(Dataset excerpt)
::::::::::
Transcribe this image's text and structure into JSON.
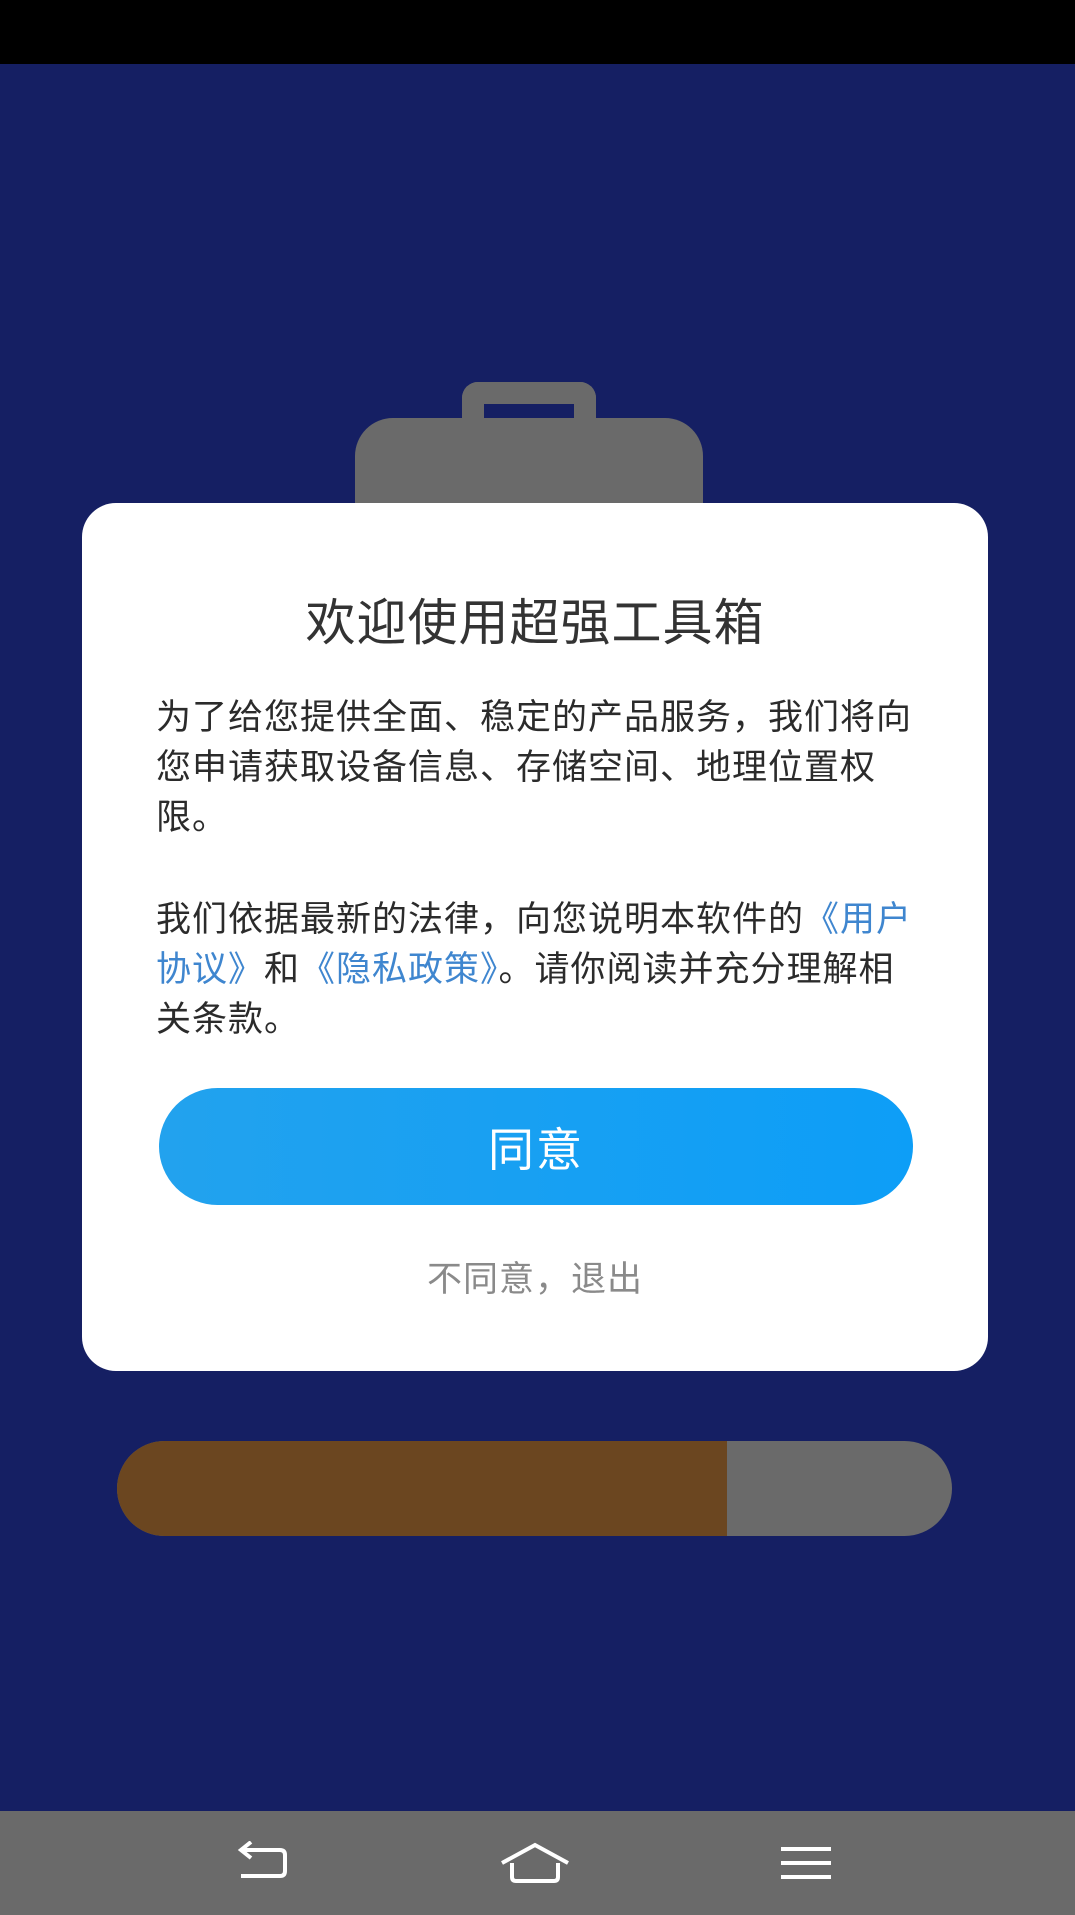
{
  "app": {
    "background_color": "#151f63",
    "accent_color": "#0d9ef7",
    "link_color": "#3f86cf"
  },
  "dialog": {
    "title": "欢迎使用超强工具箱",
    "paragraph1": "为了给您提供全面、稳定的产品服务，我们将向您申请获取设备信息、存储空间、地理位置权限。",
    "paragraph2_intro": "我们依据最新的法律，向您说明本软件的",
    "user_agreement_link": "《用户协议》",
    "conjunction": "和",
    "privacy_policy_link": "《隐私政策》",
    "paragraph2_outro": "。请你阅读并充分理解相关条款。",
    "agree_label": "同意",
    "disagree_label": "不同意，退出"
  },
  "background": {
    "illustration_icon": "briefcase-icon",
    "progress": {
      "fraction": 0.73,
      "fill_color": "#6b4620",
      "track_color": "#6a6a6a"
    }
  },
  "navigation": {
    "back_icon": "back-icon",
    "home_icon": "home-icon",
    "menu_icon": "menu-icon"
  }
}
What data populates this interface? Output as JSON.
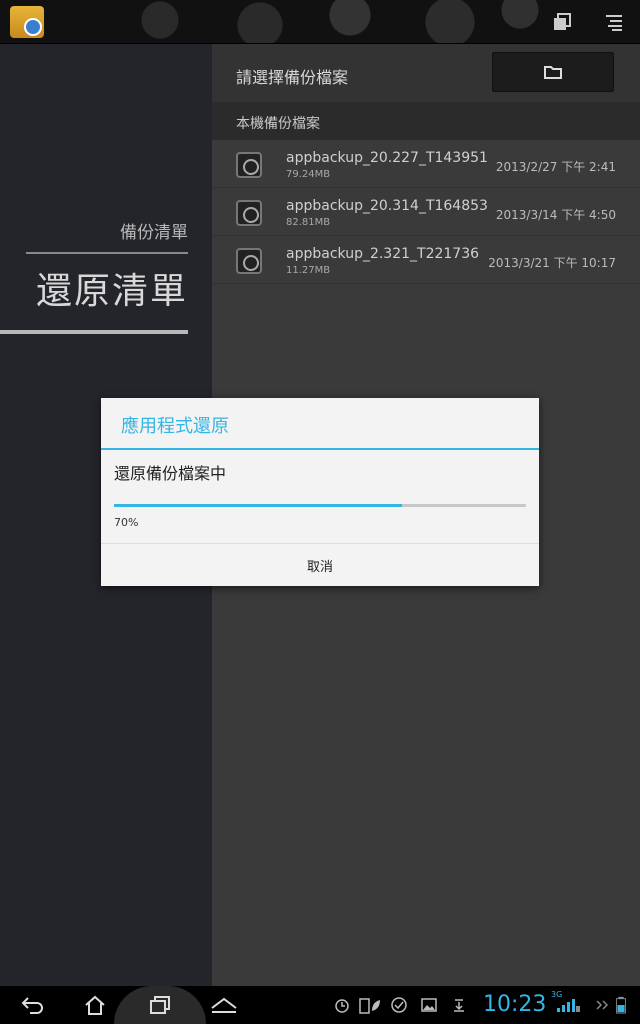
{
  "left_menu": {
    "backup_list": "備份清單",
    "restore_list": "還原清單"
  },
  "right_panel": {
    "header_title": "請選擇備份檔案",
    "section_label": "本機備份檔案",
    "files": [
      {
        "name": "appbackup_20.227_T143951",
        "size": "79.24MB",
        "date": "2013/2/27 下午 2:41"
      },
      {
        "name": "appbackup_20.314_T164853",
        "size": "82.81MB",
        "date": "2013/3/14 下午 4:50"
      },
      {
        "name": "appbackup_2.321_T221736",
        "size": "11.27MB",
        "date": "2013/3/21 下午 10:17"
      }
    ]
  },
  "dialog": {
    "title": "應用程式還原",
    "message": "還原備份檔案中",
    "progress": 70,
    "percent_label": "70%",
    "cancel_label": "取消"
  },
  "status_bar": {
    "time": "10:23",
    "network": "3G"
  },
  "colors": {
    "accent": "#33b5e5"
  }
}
::::::::::
◆ **Objective**
Exclude the pictures and transcribe all of the entries exactly.

◆ **Task response**
Transcribe this image's text and structure into JSON.
{
  "app": {
    "background_color": "#151f63",
    "accent_color": "#0d9ef7",
    "link_color": "#3f86cf"
  },
  "dialog": {
    "title": "欢迎使用超强工具箱",
    "paragraph1": "为了给您提供全面、稳定的产品服务，我们将向您申请获取设备信息、存储空间、地理位置权限。",
    "paragraph2_intro": "我们依据最新的法律，向您说明本软件的",
    "user_agreement_link": "《用户协议》",
    "conjunction": "和",
    "privacy_policy_link": "《隐私政策》",
    "paragraph2_outro": "。请你阅读并充分理解相关条款。",
    "agree_label": "同意",
    "disagree_label": "不同意，退出"
  },
  "background": {
    "illustration_icon": "briefcase-icon",
    "progress": {
      "fraction": 0.73,
      "fill_color": "#6b4620",
      "track_color": "#6a6a6a"
    }
  },
  "navigation": {
    "back_icon": "back-icon",
    "home_icon": "home-icon",
    "menu_icon": "menu-icon"
  }
}
What data populates this interface? Output as JSON.
{
  "left_menu": {
    "backup_list": "備份清單",
    "restore_list": "還原清單"
  },
  "right_panel": {
    "header_title": "請選擇備份檔案",
    "section_label": "本機備份檔案",
    "files": [
      {
        "name": "appbackup_20.227_T143951",
        "size": "79.24MB",
        "date": "2013/2/27 下午 2:41"
      },
      {
        "name": "appbackup_20.314_T164853",
        "size": "82.81MB",
        "date": "2013/3/14 下午 4:50"
      },
      {
        "name": "appbackup_2.321_T221736",
        "size": "11.27MB",
        "date": "2013/3/21 下午 10:17"
      }
    ]
  },
  "dialog": {
    "title": "應用程式還原",
    "message": "還原備份檔案中",
    "progress": 70,
    "percent_label": "70%",
    "cancel_label": "取消"
  },
  "status_bar": {
    "time": "10:23",
    "network": "3G"
  },
  "colors": {
    "accent": "#33b5e5"
  }
}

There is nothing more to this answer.